» **PROBLEM TO SOLVE**: Below is some material; transcribe all of it exactly.

» **Extracts from a graphics dataset**:
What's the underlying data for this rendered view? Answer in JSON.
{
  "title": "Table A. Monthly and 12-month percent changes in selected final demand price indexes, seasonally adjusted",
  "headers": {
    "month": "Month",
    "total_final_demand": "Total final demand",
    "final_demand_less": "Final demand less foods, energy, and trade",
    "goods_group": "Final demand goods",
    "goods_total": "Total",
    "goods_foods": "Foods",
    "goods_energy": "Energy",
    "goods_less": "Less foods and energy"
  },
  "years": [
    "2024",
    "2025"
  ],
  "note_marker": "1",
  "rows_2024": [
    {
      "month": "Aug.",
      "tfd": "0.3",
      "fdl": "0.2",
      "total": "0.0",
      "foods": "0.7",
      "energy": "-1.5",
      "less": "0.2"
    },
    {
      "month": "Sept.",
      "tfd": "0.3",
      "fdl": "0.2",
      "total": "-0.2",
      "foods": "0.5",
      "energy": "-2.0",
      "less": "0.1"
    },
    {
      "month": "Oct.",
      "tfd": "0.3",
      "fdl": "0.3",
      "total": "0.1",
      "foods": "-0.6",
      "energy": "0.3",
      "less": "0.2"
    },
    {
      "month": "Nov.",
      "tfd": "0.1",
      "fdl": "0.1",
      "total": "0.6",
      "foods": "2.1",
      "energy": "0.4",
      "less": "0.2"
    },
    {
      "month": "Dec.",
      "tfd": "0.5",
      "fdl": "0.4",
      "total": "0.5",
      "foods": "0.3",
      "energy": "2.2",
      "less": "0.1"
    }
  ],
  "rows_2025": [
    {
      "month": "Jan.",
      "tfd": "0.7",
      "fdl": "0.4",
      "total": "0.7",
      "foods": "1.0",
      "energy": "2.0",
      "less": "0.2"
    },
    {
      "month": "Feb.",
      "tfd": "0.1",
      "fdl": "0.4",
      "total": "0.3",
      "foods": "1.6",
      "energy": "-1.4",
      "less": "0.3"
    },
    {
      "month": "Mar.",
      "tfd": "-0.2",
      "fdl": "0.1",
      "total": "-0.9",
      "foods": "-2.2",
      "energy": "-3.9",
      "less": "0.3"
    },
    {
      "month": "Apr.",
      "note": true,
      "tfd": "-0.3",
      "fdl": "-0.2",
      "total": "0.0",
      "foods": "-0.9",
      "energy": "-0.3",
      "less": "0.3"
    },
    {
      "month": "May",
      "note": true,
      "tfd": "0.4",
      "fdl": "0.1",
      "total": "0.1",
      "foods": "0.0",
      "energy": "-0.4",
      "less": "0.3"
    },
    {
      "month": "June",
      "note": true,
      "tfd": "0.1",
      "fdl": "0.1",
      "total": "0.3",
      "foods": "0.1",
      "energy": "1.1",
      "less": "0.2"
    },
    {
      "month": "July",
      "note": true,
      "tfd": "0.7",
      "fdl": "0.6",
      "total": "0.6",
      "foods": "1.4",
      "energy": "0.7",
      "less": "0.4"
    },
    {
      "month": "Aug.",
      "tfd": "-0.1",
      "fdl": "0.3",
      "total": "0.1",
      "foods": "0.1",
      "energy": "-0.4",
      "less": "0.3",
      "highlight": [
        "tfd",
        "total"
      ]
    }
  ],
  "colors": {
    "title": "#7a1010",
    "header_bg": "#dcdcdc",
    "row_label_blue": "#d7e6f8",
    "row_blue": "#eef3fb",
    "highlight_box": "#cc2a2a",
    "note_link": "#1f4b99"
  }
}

» **CORRECT RESULT**:
What's the underlying data for this rendered view? Answer in JSON.
{
  "title": "Table A. Monthly and 12-month percent changes in selected final demand price indexes, seasonally adjusted",
  "headers": {
    "month": "Month",
    "total_final_demand": "Total final demand",
    "final_demand_less": "Final demand less foods, energy, and trade",
    "goods_group": "Final demand goods",
    "goods_total": "Total",
    "goods_foods": "Foods",
    "goods_energy": "Energy",
    "goods_less": "Less foods and energy"
  },
  "years": [
    "2024",
    "2025"
  ],
  "note_marker": "1",
  "rows_2024": [
    {
      "month": "Aug.",
      "tfd": "0.3",
      "fdl": "0.2",
      "total": "0.0",
      "foods": "0.7",
      "energy": "-1.5",
      "less": "0.2"
    },
    {
      "month": "Sept.",
      "tfd": "0.3",
      "fdl": "0.2",
      "total": "-0.2",
      "foods": "0.5",
      "energy": "-2.0",
      "less": "0.1"
    },
    {
      "month": "Oct.",
      "tfd": "0.3",
      "fdl": "0.3",
      "total": "0.1",
      "foods": "-0.6",
      "energy": "0.3",
      "less": "0.2"
    },
    {
      "month": "Nov.",
      "tfd": "0.1",
      "fdl": "0.1",
      "total": "0.6",
      "foods": "2.1",
      "energy": "0.4",
      "less": "0.2"
    },
    {
      "month": "Dec.",
      "tfd": "0.5",
      "fdl": "0.4",
      "total": "0.5",
      "foods": "0.3",
      "energy": "2.2",
      "less": "0.1"
    }
  ],
  "rows_2025": [
    {
      "month": "Jan.",
      "tfd": "0.7",
      "fdl": "0.4",
      "total": "0.7",
      "foods": "1.0",
      "energy": "2.0",
      "less": "0.2"
    },
    {
      "month": "Feb.",
      "tfd": "0.1",
      "fdl": "0.4",
      "total": "0.3",
      "foods": "1.6",
      "energy": "-1.4",
      "less": "0.3"
    },
    {
      "month": "Mar.",
      "tfd": "-0.2",
      "fdl": "0.1",
      "total": "-0.9",
      "foods": "-2.2",
      "energy": "-3.9",
      "less": "0.3"
    },
    {
      "month": "Apr.",
      "note": true,
      "tfd": "-0.3",
      "fdl": "-0.2",
      "total": "0.0",
      "foods": "-0.9",
      "energy": "-0.3",
      "less": "0.3"
    },
    {
      "month": "May",
      "note": true,
      "tfd": "0.4",
      "fdl": "0.1",
      "total": "0.1",
      "foods": "0.0",
      "energy": "-0.4",
      "less": "0.3"
    },
    {
      "month": "June",
      "note": true,
      "tfd": "0.1",
      "fdl": "0.1",
      "total": "0.3",
      "foods": "0.1",
      "energy": "1.1",
      "less": "0.2"
    },
    {
      "month": "July",
      "note": true,
      "tfd": "0.7",
      "fdl": "0.6",
      "total": "0.6",
      "foods": "1.4",
      "energy": "0.7",
      "less": "0.4"
    },
    {
      "month": "Aug.",
      "tfd": "-0.1",
      "fdl": "0.3",
      "total": "0.1",
      "foods": "0.1",
      "energy": "-0.4",
      "less": "0.3",
      "highlight": [
        "tfd",
        "total"
      ]
    }
  ],
  "colors": {
    "title": "#7a1010",
    "header_bg": "#dcdcdc",
    "row_label_blue": "#d7e6f8",
    "row_blue": "#eef3fb",
    "highlight_box": "#cc2a2a",
    "note_link": "#1f4b99"
  }
}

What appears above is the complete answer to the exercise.